● **PROBLEM REQUIREMENTS**: Copy every record exactly, and keep the pictures out.

● **RECORD EXCERPTS**:

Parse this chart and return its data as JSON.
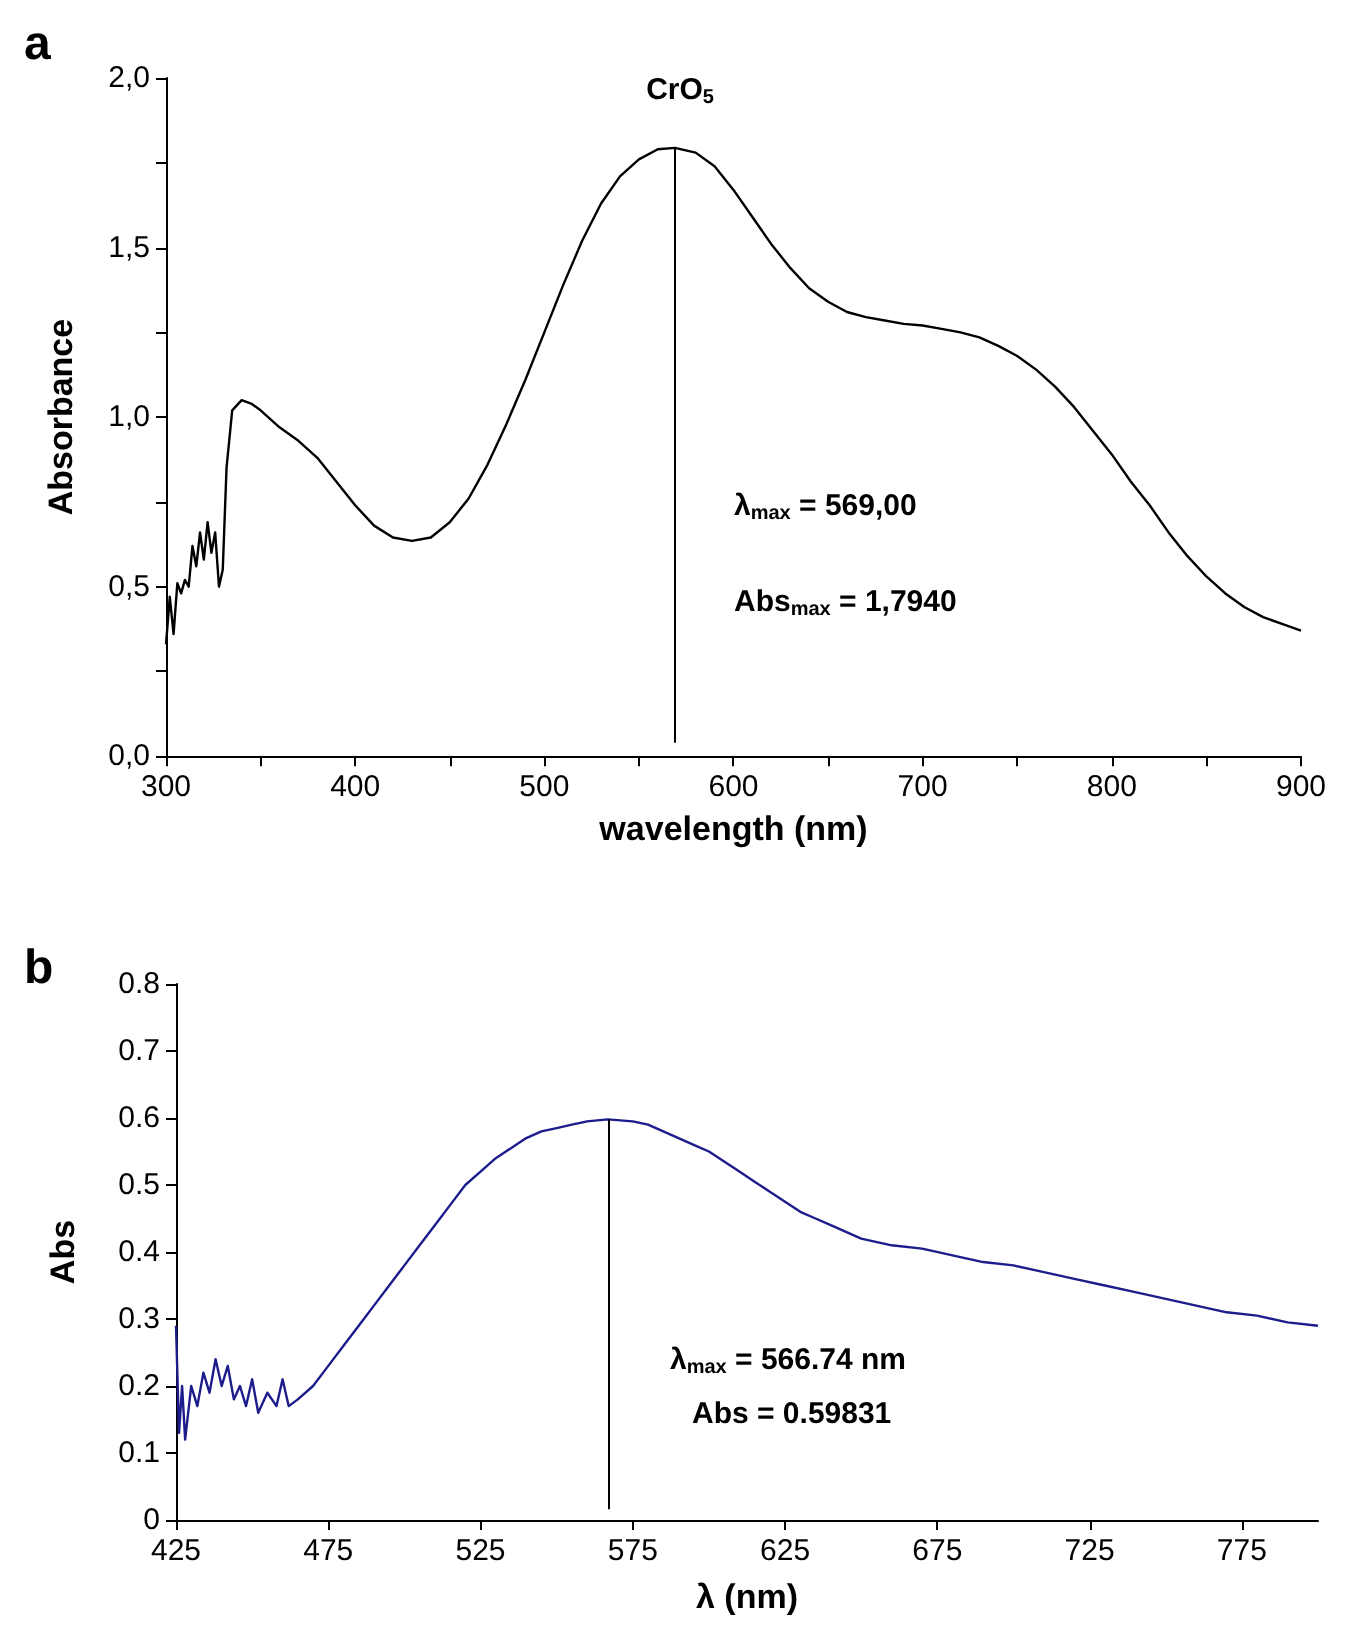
{
  "chart_data": [
    {
      "type": "line",
      "xlabel": "wavelength (nm)",
      "ylabel": "Absorbance",
      "xlim": [
        300,
        900
      ],
      "ylim": [
        0,
        2
      ],
      "xticks": [
        300,
        {
          "value": 350,
          "label": null
        },
        400,
        {
          "value": 450,
          "label": null
        },
        500,
        {
          "value": 550,
          "label": null
        },
        600,
        {
          "value": 650,
          "label": null
        },
        700,
        {
          "value": 750,
          "label": null
        },
        800,
        {
          "value": 850,
          "label": null
        },
        900
      ],
      "yticks": [
        {
          "value": 0,
          "label": "0,0"
        },
        {
          "value": 0.25,
          "label": null
        },
        {
          "value": 0.5,
          "label": "0,5"
        },
        {
          "value": 0.75,
          "label": null
        },
        {
          "value": 1,
          "label": "1,0"
        },
        {
          "value": 1.25,
          "label": null
        },
        {
          "value": 1.5,
          "label": "1,5"
        },
        {
          "value": 1.75,
          "label": null
        },
        {
          "value": 2,
          "label": "2,0"
        }
      ],
      "series": [
        {
          "color": "#000000",
          "x": [
            300,
            302,
            304,
            306,
            308,
            310,
            312,
            314,
            316,
            318,
            320,
            322,
            324,
            326,
            328,
            330,
            332,
            335,
            340,
            345,
            350,
            360,
            370,
            380,
            390,
            400,
            410,
            420,
            430,
            440,
            450,
            460,
            470,
            480,
            490,
            500,
            510,
            520,
            530,
            540,
            550,
            560,
            569,
            580,
            590,
            600,
            610,
            620,
            630,
            640,
            650,
            660,
            670,
            680,
            690,
            700,
            710,
            720,
            730,
            740,
            750,
            760,
            770,
            780,
            790,
            800,
            810,
            820,
            830,
            840,
            850,
            860,
            870,
            880,
            890,
            900
          ],
          "values": [
            0.33,
            0.47,
            0.36,
            0.51,
            0.48,
            0.52,
            0.5,
            0.62,
            0.56,
            0.66,
            0.58,
            0.69,
            0.6,
            0.66,
            0.5,
            0.55,
            0.85,
            1.02,
            1.05,
            1.04,
            1.02,
            0.97,
            0.93,
            0.88,
            0.81,
            0.74,
            0.68,
            0.645,
            0.635,
            0.645,
            0.69,
            0.76,
            0.86,
            0.98,
            1.11,
            1.25,
            1.39,
            1.52,
            1.63,
            1.71,
            1.76,
            1.79,
            1.794,
            1.78,
            1.74,
            1.67,
            1.59,
            1.51,
            1.44,
            1.38,
            1.34,
            1.31,
            1.295,
            1.285,
            1.275,
            1.27,
            1.26,
            1.25,
            1.235,
            1.21,
            1.18,
            1.14,
            1.09,
            1.03,
            0.96,
            0.89,
            0.81,
            0.74,
            0.66,
            0.59,
            0.53,
            0.48,
            0.44,
            0.41,
            0.39,
            0.37
          ]
        }
      ],
      "ref_lines": [
        {
          "axis": "x",
          "value": 569,
          "color": "#000000"
        }
      ],
      "annotations": [
        "a",
        "CrO$_{5}$",
        "λ$_{max}$ = 569,00",
        "Abs$_{max}$ = 1,7940"
      ]
    },
    {
      "type": "line",
      "xlabel": "λ (nm)",
      "ylabel": "Abs",
      "xlim": [
        425,
        800
      ],
      "ylim": [
        0,
        0.8
      ],
      "xticks": [
        425,
        475,
        525,
        575,
        625,
        675,
        725,
        775
      ],
      "yticks": [
        0,
        0.1,
        0.2,
        0.3,
        0.4,
        0.5,
        0.6,
        0.7,
        0.8
      ],
      "series": [
        {
          "color": "#1c1c8c",
          "x": [
            425,
            426,
            427,
            428,
            430,
            432,
            434,
            436,
            438,
            440,
            442,
            444,
            446,
            448,
            450,
            452,
            455,
            458,
            460,
            462,
            465,
            470,
            475,
            480,
            485,
            490,
            495,
            500,
            505,
            510,
            515,
            520,
            525,
            530,
            535,
            540,
            545,
            550,
            555,
            560,
            566.74,
            575,
            580,
            585,
            590,
            595,
            600,
            605,
            610,
            615,
            620,
            625,
            630,
            635,
            640,
            645,
            650,
            660,
            670,
            680,
            690,
            700,
            710,
            720,
            730,
            740,
            750,
            760,
            770,
            780,
            790,
            800
          ],
          "values": [
            0.29,
            0.13,
            0.2,
            0.12,
            0.2,
            0.17,
            0.22,
            0.19,
            0.24,
            0.2,
            0.23,
            0.18,
            0.2,
            0.17,
            0.21,
            0.16,
            0.19,
            0.17,
            0.21,
            0.17,
            0.18,
            0.2,
            0.23,
            0.26,
            0.29,
            0.32,
            0.35,
            0.38,
            0.41,
            0.44,
            0.47,
            0.5,
            0.52,
            0.54,
            0.555,
            0.57,
            0.58,
            0.585,
            0.59,
            0.595,
            0.598,
            0.595,
            0.59,
            0.58,
            0.57,
            0.56,
            0.55,
            0.535,
            0.52,
            0.505,
            0.49,
            0.475,
            0.46,
            0.45,
            0.44,
            0.43,
            0.42,
            0.41,
            0.405,
            0.395,
            0.385,
            0.38,
            0.37,
            0.36,
            0.35,
            0.34,
            0.33,
            0.32,
            0.31,
            0.305,
            0.295,
            0.29
          ]
        }
      ],
      "ref_lines": [
        {
          "axis": "x",
          "value": 566.74,
          "color": "#000000"
        }
      ],
      "annotations": [
        "b",
        "λ$_{max}$ = 566.74 nm",
        "Abs = 0.59831"
      ]
    }
  ]
}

● **TASK ANSWER**:
Parse this chart and return its data as JSON.
{
  "chart_data": [
    {
      "type": "line",
      "xlabel": "wavelength (nm)",
      "ylabel": "Absorbance",
      "xlim": [
        300,
        900
      ],
      "ylim": [
        0,
        2
      ],
      "xticks": [
        300,
        {
          "value": 350,
          "label": null
        },
        400,
        {
          "value": 450,
          "label": null
        },
        500,
        {
          "value": 550,
          "label": null
        },
        600,
        {
          "value": 650,
          "label": null
        },
        700,
        {
          "value": 750,
          "label": null
        },
        800,
        {
          "value": 850,
          "label": null
        },
        900
      ],
      "yticks": [
        {
          "value": 0,
          "label": "0,0"
        },
        {
          "value": 0.25,
          "label": null
        },
        {
          "value": 0.5,
          "label": "0,5"
        },
        {
          "value": 0.75,
          "label": null
        },
        {
          "value": 1,
          "label": "1,0"
        },
        {
          "value": 1.25,
          "label": null
        },
        {
          "value": 1.5,
          "label": "1,5"
        },
        {
          "value": 1.75,
          "label": null
        },
        {
          "value": 2,
          "label": "2,0"
        }
      ],
      "series": [
        {
          "color": "#000000",
          "x": [
            300,
            302,
            304,
            306,
            308,
            310,
            312,
            314,
            316,
            318,
            320,
            322,
            324,
            326,
            328,
            330,
            332,
            335,
            340,
            345,
            350,
            360,
            370,
            380,
            390,
            400,
            410,
            420,
            430,
            440,
            450,
            460,
            470,
            480,
            490,
            500,
            510,
            520,
            530,
            540,
            550,
            560,
            569,
            580,
            590,
            600,
            610,
            620,
            630,
            640,
            650,
            660,
            670,
            680,
            690,
            700,
            710,
            720,
            730,
            740,
            750,
            760,
            770,
            780,
            790,
            800,
            810,
            820,
            830,
            840,
            850,
            860,
            870,
            880,
            890,
            900
          ],
          "values": [
            0.33,
            0.47,
            0.36,
            0.51,
            0.48,
            0.52,
            0.5,
            0.62,
            0.56,
            0.66,
            0.58,
            0.69,
            0.6,
            0.66,
            0.5,
            0.55,
            0.85,
            1.02,
            1.05,
            1.04,
            1.02,
            0.97,
            0.93,
            0.88,
            0.81,
            0.74,
            0.68,
            0.645,
            0.635,
            0.645,
            0.69,
            0.76,
            0.86,
            0.98,
            1.11,
            1.25,
            1.39,
            1.52,
            1.63,
            1.71,
            1.76,
            1.79,
            1.794,
            1.78,
            1.74,
            1.67,
            1.59,
            1.51,
            1.44,
            1.38,
            1.34,
            1.31,
            1.295,
            1.285,
            1.275,
            1.27,
            1.26,
            1.25,
            1.235,
            1.21,
            1.18,
            1.14,
            1.09,
            1.03,
            0.96,
            0.89,
            0.81,
            0.74,
            0.66,
            0.59,
            0.53,
            0.48,
            0.44,
            0.41,
            0.39,
            0.37
          ]
        }
      ],
      "ref_lines": [
        {
          "axis": "x",
          "value": 569,
          "color": "#000000"
        }
      ],
      "annotations": [
        "a",
        "CrO$_{5}$",
        "λ$_{max}$ = 569,00",
        "Abs$_{max}$ = 1,7940"
      ]
    },
    {
      "type": "line",
      "xlabel": "λ (nm)",
      "ylabel": "Abs",
      "xlim": [
        425,
        800
      ],
      "ylim": [
        0,
        0.8
      ],
      "xticks": [
        425,
        475,
        525,
        575,
        625,
        675,
        725,
        775
      ],
      "yticks": [
        0,
        0.1,
        0.2,
        0.3,
        0.4,
        0.5,
        0.6,
        0.7,
        0.8
      ],
      "series": [
        {
          "color": "#1c1c8c",
          "x": [
            425,
            426,
            427,
            428,
            430,
            432,
            434,
            436,
            438,
            440,
            442,
            444,
            446,
            448,
            450,
            452,
            455,
            458,
            460,
            462,
            465,
            470,
            475,
            480,
            485,
            490,
            495,
            500,
            505,
            510,
            515,
            520,
            525,
            530,
            535,
            540,
            545,
            550,
            555,
            560,
            566.74,
            575,
            580,
            585,
            590,
            595,
            600,
            605,
            610,
            615,
            620,
            625,
            630,
            635,
            640,
            645,
            650,
            660,
            670,
            680,
            690,
            700,
            710,
            720,
            730,
            740,
            750,
            760,
            770,
            780,
            790,
            800
          ],
          "values": [
            0.29,
            0.13,
            0.2,
            0.12,
            0.2,
            0.17,
            0.22,
            0.19,
            0.24,
            0.2,
            0.23,
            0.18,
            0.2,
            0.17,
            0.21,
            0.16,
            0.19,
            0.17,
            0.21,
            0.17,
            0.18,
            0.2,
            0.23,
            0.26,
            0.29,
            0.32,
            0.35,
            0.38,
            0.41,
            0.44,
            0.47,
            0.5,
            0.52,
            0.54,
            0.555,
            0.57,
            0.58,
            0.585,
            0.59,
            0.595,
            0.598,
            0.595,
            0.59,
            0.58,
            0.57,
            0.56,
            0.55,
            0.535,
            0.52,
            0.505,
            0.49,
            0.475,
            0.46,
            0.45,
            0.44,
            0.43,
            0.42,
            0.41,
            0.405,
            0.395,
            0.385,
            0.38,
            0.37,
            0.36,
            0.35,
            0.34,
            0.33,
            0.32,
            0.31,
            0.305,
            0.295,
            0.29
          ]
        }
      ],
      "ref_lines": [
        {
          "axis": "x",
          "value": 566.74,
          "color": "#000000"
        }
      ],
      "annotations": [
        "b",
        "λ$_{max}$ = 566.74 nm",
        "Abs = 0.59831"
      ]
    }
  ]
}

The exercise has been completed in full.